→ What needs to be done
What follows is a listing; restate every line of it word for word.

→ Record set
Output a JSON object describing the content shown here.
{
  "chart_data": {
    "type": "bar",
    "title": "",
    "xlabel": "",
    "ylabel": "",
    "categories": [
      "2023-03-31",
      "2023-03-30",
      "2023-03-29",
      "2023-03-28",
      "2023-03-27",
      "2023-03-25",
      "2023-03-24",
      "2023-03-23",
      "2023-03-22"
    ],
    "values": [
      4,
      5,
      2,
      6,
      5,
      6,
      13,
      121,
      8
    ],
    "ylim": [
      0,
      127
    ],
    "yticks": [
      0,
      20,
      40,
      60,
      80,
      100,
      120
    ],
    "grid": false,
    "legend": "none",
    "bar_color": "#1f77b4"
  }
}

→ Completed task
Output a JSON object describing the content shown here.
{
  "chart_data": {
    "type": "bar",
    "title": "",
    "xlabel": "",
    "ylabel": "",
    "categories": [
      "2023-03-31",
      "2023-03-30",
      "2023-03-29",
      "2023-03-28",
      "2023-03-27",
      "2023-03-25",
      "2023-03-24",
      "2023-03-23",
      "2023-03-22"
    ],
    "values": [
      4,
      5,
      2,
      6,
      5,
      6,
      13,
      121,
      8
    ],
    "ylim": [
      0,
      127
    ],
    "yticks": [
      0,
      20,
      40,
      60,
      80,
      100,
      120
    ],
    "grid": false,
    "legend": "none",
    "bar_color": "#1f77b4"
  }
}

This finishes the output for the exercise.